TASK DESCRIPTION:
Find each line holding "Idiomas" and copy it out.

LISTED RECORDS:
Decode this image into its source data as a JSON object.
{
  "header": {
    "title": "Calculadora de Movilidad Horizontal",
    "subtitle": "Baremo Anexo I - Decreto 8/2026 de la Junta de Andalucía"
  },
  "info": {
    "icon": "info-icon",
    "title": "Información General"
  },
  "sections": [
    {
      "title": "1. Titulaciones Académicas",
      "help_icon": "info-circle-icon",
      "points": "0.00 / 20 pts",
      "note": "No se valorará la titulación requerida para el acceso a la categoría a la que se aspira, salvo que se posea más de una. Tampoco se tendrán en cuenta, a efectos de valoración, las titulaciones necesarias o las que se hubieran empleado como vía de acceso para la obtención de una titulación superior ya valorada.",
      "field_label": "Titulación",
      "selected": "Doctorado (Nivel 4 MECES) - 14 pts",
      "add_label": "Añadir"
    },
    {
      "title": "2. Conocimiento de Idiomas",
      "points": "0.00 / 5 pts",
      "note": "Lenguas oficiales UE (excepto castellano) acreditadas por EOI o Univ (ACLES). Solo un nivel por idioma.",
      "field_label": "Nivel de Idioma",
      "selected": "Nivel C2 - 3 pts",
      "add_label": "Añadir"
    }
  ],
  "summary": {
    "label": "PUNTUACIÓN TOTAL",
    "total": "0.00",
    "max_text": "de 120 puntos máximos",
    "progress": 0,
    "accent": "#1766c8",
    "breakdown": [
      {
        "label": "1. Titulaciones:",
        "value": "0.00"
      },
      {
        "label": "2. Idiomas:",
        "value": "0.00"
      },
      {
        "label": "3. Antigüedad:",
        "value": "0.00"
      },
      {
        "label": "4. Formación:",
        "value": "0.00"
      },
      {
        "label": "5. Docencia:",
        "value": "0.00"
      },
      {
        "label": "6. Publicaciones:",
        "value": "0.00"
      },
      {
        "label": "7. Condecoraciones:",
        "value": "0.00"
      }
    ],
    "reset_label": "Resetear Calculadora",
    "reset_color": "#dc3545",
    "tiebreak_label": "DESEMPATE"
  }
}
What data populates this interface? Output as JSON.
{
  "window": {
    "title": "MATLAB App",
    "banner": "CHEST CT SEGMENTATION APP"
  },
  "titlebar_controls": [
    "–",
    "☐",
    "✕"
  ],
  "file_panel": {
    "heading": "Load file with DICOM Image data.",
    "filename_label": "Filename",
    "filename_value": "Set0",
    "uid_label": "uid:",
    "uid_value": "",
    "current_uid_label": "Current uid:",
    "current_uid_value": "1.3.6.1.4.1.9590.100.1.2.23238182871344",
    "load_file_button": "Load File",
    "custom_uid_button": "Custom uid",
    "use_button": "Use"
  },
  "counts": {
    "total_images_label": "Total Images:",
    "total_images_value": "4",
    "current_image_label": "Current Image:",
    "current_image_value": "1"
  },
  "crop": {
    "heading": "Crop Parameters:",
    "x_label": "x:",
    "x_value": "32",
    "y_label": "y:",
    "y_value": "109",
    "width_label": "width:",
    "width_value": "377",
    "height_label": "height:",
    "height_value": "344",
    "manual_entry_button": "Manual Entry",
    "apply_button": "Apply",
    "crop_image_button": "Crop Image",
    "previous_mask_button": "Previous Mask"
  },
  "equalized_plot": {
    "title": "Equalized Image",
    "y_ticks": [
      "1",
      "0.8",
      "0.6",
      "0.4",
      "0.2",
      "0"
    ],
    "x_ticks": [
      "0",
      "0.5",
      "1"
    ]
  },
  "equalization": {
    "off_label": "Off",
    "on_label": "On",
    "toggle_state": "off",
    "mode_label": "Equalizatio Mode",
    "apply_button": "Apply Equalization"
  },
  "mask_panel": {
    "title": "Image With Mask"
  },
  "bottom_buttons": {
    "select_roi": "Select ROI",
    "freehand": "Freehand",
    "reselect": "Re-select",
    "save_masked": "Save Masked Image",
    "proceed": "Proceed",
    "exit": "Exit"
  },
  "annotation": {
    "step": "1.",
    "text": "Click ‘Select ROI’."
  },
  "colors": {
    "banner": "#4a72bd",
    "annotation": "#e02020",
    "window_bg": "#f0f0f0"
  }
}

REPLY:
      "title": "2. Conocimiento de Idiomas",
        "label": "2. Idiomas:",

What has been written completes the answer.